*WRITTEN INSTRUCTION*
Copy each line below that includes "name".

*RECORDS FOR THE EXERCISE*
_ _ _
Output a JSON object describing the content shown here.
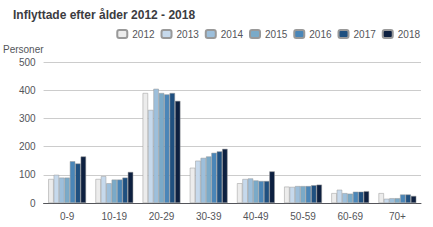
{
  "chart_data": {
    "type": "bar",
    "title": "Inflyttade efter ålder 2012 - 2018",
    "ylabel": "Personer",
    "categories": [
      "0-9",
      "10-19",
      "20-29",
      "30-39",
      "40-49",
      "50-59",
      "60-69",
      "70+"
    ],
    "series": [
      {
        "name": "2012",
        "color": "#ececec",
        "values": [
          85,
          85,
          390,
          125,
          70,
          58,
          35,
          35
        ]
      },
      {
        "name": "2013",
        "color": "#c6d9ec",
        "values": [
          100,
          95,
          330,
          150,
          85,
          57,
          47,
          15
        ]
      },
      {
        "name": "2014",
        "color": "#9dbfdb",
        "values": [
          90,
          70,
          405,
          160,
          87,
          60,
          35,
          17
        ]
      },
      {
        "name": "2015",
        "color": "#7aaac8",
        "values": [
          90,
          83,
          390,
          165,
          80,
          60,
          33,
          17
        ]
      },
      {
        "name": "2016",
        "color": "#4a86b8",
        "values": [
          148,
          83,
          385,
          178,
          78,
          60,
          40,
          30
        ]
      },
      {
        "name": "2017",
        "color": "#1f5080",
        "values": [
          140,
          90,
          390,
          183,
          78,
          63,
          40,
          30
        ]
      },
      {
        "name": "2018",
        "color": "#0d2040",
        "values": [
          165,
          110,
          362,
          192,
          112,
          65,
          42,
          25
        ]
      }
    ],
    "ylim": [
      0,
      500
    ],
    "yticks": [
      0,
      100,
      200,
      300,
      400,
      500
    ],
    "grid": true,
    "legend": "upper right"
  }
}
_ _ _
*EXERCISE ANSWER*
        "name": "2012",
        "name": "2013",
        "name": "2014",
        "name": "2015",
        "name": "2016",
        "name": "2017",
        "name": "2018",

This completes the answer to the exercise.